# Task details
Reproduce the data exactly.

|---|

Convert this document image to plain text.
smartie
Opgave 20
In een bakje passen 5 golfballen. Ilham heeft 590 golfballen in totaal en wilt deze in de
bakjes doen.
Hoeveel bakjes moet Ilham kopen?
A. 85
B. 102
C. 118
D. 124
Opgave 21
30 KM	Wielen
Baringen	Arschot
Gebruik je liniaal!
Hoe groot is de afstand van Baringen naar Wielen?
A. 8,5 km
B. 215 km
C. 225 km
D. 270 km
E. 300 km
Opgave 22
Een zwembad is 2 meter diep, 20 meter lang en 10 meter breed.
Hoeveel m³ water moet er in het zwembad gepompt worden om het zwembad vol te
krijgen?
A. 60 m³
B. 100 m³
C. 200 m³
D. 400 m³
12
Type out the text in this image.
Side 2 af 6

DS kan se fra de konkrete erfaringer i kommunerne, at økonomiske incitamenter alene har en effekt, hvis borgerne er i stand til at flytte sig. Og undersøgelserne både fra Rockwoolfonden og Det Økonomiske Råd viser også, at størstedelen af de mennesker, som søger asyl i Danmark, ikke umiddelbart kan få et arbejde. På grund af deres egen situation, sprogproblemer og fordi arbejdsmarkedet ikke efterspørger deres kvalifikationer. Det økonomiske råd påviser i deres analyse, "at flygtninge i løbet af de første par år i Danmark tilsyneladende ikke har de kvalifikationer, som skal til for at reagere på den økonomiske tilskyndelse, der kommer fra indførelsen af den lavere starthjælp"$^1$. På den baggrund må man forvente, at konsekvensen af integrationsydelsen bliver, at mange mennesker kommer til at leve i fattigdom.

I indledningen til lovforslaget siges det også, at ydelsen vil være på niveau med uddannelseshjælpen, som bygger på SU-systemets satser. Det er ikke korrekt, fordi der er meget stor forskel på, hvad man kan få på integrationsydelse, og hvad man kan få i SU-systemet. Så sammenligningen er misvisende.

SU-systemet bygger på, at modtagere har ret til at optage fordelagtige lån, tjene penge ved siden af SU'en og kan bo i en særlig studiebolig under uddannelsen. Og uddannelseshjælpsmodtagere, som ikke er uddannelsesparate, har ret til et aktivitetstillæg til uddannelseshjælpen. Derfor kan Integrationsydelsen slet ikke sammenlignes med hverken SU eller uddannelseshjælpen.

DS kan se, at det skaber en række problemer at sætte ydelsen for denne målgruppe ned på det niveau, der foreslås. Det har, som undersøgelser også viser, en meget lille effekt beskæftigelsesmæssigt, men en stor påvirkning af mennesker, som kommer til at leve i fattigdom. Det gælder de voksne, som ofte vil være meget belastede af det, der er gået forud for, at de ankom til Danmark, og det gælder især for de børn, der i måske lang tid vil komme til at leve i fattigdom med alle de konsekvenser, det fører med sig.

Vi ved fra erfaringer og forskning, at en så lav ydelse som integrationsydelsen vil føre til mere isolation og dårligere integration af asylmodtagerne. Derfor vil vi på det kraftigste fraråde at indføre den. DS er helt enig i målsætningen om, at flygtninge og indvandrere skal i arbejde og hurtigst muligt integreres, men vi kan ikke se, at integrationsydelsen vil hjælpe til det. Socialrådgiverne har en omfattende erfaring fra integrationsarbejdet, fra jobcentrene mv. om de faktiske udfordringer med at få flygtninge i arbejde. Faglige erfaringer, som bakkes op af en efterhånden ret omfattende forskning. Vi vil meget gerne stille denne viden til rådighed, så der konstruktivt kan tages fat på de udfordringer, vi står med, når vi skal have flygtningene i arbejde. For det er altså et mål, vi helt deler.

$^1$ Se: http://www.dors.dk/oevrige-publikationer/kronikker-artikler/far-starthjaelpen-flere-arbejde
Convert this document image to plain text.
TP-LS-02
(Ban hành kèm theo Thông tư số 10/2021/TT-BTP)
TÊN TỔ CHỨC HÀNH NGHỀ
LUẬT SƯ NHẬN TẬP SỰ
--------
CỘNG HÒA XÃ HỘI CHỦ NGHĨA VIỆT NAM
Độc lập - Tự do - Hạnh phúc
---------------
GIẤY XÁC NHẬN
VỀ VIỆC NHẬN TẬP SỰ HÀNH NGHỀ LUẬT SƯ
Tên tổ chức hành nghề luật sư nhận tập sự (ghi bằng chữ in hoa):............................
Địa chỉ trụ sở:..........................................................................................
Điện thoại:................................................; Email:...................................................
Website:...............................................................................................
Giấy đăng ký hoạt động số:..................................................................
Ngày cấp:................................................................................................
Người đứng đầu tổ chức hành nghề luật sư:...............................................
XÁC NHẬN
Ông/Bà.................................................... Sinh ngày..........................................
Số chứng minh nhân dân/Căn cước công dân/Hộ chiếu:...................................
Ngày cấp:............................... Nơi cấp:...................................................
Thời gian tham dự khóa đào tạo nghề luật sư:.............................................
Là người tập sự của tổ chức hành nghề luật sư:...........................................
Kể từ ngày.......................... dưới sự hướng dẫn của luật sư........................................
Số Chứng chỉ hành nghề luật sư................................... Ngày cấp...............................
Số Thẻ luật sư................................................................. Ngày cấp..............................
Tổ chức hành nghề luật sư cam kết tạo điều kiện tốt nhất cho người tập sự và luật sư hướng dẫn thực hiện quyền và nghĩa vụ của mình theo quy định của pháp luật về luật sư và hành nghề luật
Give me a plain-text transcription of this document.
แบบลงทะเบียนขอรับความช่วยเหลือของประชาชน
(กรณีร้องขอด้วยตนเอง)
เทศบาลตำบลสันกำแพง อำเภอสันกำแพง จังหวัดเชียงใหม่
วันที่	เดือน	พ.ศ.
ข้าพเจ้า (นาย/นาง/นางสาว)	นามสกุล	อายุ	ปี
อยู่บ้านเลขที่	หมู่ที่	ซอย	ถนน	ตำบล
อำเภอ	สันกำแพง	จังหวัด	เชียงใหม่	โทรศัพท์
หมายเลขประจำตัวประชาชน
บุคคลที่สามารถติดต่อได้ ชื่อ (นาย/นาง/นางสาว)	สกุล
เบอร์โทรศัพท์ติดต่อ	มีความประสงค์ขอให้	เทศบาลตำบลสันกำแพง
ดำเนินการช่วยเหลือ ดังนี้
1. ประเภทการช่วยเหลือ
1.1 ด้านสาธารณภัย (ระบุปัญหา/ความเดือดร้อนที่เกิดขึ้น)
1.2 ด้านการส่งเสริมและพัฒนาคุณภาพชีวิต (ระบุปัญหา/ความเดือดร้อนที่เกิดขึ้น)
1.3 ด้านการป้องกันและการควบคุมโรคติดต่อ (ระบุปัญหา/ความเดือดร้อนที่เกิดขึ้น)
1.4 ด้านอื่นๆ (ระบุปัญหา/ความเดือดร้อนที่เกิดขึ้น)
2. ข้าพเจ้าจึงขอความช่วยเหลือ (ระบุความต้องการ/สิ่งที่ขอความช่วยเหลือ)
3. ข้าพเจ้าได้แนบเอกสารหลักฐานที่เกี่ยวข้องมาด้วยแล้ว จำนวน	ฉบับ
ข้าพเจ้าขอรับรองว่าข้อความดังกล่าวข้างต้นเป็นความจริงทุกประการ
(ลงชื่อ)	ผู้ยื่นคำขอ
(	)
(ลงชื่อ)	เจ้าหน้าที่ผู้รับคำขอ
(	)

|---|

# Solved exercise
Convert this document image to plain text.
smartie
Opgave 20
In een bakje passen 5 golfballen. Ilham heeft 590 golfballen in totaal en wilt deze in de
bakjes doen.
Hoeveel bakjes moet Ilham kopen?
A. 85
B. 102
C. 118
D. 124
Opgave 21
30 KM	Wielen
Baringen	Arschot
Gebruik je liniaal!
Hoe groot is de afstand van Baringen naar Wielen?
A. 8,5 km
B. 215 km
C. 225 km
D. 270 km
E. 300 km
Opgave 22
Een zwembad is 2 meter diep, 20 meter lang en 10 meter breed.
Hoeveel m³ water moet er in het zwembad gepompt worden om het zwembad vol te
krijgen?
A. 60 m³
B. 100 m³
C. 200 m³
D. 400 m³
12
Type out the text in this image.
Side 2 af 6

DS kan se fra de konkrete erfaringer i kommunerne, at økonomiske incitamenter alene har en effekt, hvis borgerne er i stand til at flytte sig. Og undersøgelserne både fra Rockwoolfonden og Det Økonomiske Råd viser også, at størstedelen af de mennesker, som søger asyl i Danmark, ikke umiddelbart kan få et arbejde. På grund af deres egen situation, sprogproblemer og fordi arbejdsmarkedet ikke efterspørger deres kvalifikationer. Det økonomiske råd påviser i deres analyse, "at flygtninge i løbet af de første par år i Danmark tilsyneladende ikke har de kvalifikationer, som skal til for at reagere på den økonomiske tilskyndelse, der kommer fra indførelsen af den lavere starthjælp"$^1$. På den baggrund må man forvente, at konsekvensen af integrationsydelsen bliver, at mange mennesker kommer til at leve i fattigdom.

I indledningen til lovforslaget siges det også, at ydelsen vil være på niveau med uddannelseshjælpen, som bygger på SU-systemets satser. Det er ikke korrekt, fordi der er meget stor forskel på, hvad man kan få på integrationsydelse, og hvad man kan få i SU-systemet. Så sammenligningen er misvisende.

SU-systemet bygger på, at modtagere har ret til at optage fordelagtige lån, tjene penge ved siden af SU'en og kan bo i en særlig studiebolig under uddannelsen. Og uddannelseshjælpsmodtagere, som ikke er uddannelsesparate, har ret til et aktivitetstillæg til uddannelseshjælpen. Derfor kan Integrationsydelsen slet ikke sammenlignes med hverken SU eller uddannelseshjælpen.

DS kan se, at det skaber en række problemer at sætte ydelsen for denne målgruppe ned på det niveau, der foreslås. Det har, som undersøgelser også viser, en meget lille effekt beskæftigelsesmæssigt, men en stor påvirkning af mennesker, som kommer til at leve i fattigdom. Det gælder de voksne, som ofte vil være meget belastede af det, der er gået forud for, at de ankom til Danmark, og det gælder især for de børn, der i måske lang tid vil komme til at leve i fattigdom med alle de konsekvenser, det fører med sig.

Vi ved fra erfaringer og forskning, at en så lav ydelse som integrationsydelsen vil føre til mere isolation og dårligere integration af asylmodtagerne. Derfor vil vi på det kraftigste fraråde at indføre den. DS er helt enig i målsætningen om, at flygtninge og indvandrere skal i arbejde og hurtigst muligt integreres, men vi kan ikke se, at integrationsydelsen vil hjælpe til det. Socialrådgiverne har en omfattende erfaring fra integrationsarbejdet, fra jobcentrene mv. om de faktiske udfordringer med at få flygtninge i arbejde. Faglige erfaringer, som bakkes op af en efterhånden ret omfattende forskning. Vi vil meget gerne stille denne viden til rådighed, så der konstruktivt kan tages fat på de udfordringer, vi står med, når vi skal have flygtningene i arbejde. For det er altså et mål, vi helt deler.

$^1$ Se: http://www.dors.dk/oevrige-publikationer/kronikker-artikler/far-starthjaelpen-flere-arbejde
Convert this document image to plain text.
TP-LS-02
(Ban hành kèm theo Thông tư số 10/2021/TT-BTP)
TÊN TỔ CHỨC HÀNH NGHỀ
LUẬT SƯ NHẬN TẬP SỰ
--------
CỘNG HÒA XÃ HỘI CHỦ NGHĨA VIỆT NAM
Độc lập - Tự do - Hạnh phúc
---------------
GIẤY XÁC NHẬN
VỀ VIỆC NHẬN TẬP SỰ HÀNH NGHỀ LUẬT SƯ
Tên tổ chức hành nghề luật sư nhận tập sự (ghi bằng chữ in hoa):............................
Địa chỉ trụ sở:..........................................................................................
Điện thoại:................................................; Email:...................................................
Website:...............................................................................................
Giấy đăng ký hoạt động số:..................................................................
Ngày cấp:................................................................................................
Người đứng đầu tổ chức hành nghề luật sư:...............................................
XÁC NHẬN
Ông/Bà.................................................... Sinh ngày..........................................
Số chứng minh nhân dân/Căn cước công dân/Hộ chiếu:...................................
Ngày cấp:............................... Nơi cấp:...................................................
Thời gian tham dự khóa đào tạo nghề luật sư:.............................................
Là người tập sự của tổ chức hành nghề luật sư:...........................................
Kể từ ngày.......................... dưới sự hướng dẫn của luật sư........................................
Số Chứng chỉ hành nghề luật sư................................... Ngày cấp...............................
Số Thẻ luật sư................................................................. Ngày cấp..............................
Tổ chức hành nghề luật sư cam kết tạo điều kiện tốt nhất cho người tập sự và luật sư hướng dẫn thực hiện quyền và nghĩa vụ của mình theo quy định của pháp luật về luật sư và hành nghề luật
Give me a plain-text transcription of this document.
แบบลงทะเบียนขอรับความช่วยเหลือของประชาชน
(กรณีร้องขอด้วยตนเอง)
เทศบาลตำบลสันกำแพง อำเภอสันกำแพง จังหวัดเชียงใหม่
วันที่	เดือน	พ.ศ.
ข้าพเจ้า (นาย/นาง/นางสาว)	นามสกุล	อายุ	ปี
อยู่บ้านเลขที่	หมู่ที่	ซอย	ถนน	ตำบล
อำเภอ	สันกำแพง	จังหวัด	เชียงใหม่	โทรศัพท์
หมายเลขประจำตัวประชาชน
บุคคลที่สามารถติดต่อได้ ชื่อ (นาย/นาง/นางสาว)	สกุล
เบอร์โทรศัพท์ติดต่อ	มีความประสงค์ขอให้	เทศบาลตำบลสันกำแพง
ดำเนินการช่วยเหลือ ดังนี้
1. ประเภทการช่วยเหลือ
1.1 ด้านสาธารณภัย (ระบุปัญหา/ความเดือดร้อนที่เกิดขึ้น)
1.2 ด้านการส่งเสริมและพัฒนาคุณภาพชีวิต (ระบุปัญหา/ความเดือดร้อนที่เกิดขึ้น)
1.3 ด้านการป้องกันและการควบคุมโรคติดต่อ (ระบุปัญหา/ความเดือดร้อนที่เกิดขึ้น)
1.4 ด้านอื่นๆ (ระบุปัญหา/ความเดือดร้อนที่เกิดขึ้น)
2. ข้าพเจ้าจึงขอความช่วยเหลือ (ระบุความต้องการ/สิ่งที่ขอความช่วยเหลือ)
3. ข้าพเจ้าได้แนบเอกสารหลักฐานที่เกี่ยวข้องมาด้วยแล้ว จำนวน	ฉบับ
ข้าพเจ้าขอรับรองว่าข้อความดังกล่าวข้างต้นเป็นความจริงทุกประการ
(ลงชื่อ)	ผู้ยื่นคำขอ
(	)
(ลงชื่อ)	เจ้าหน้าที่ผู้รับคำขอ
(	)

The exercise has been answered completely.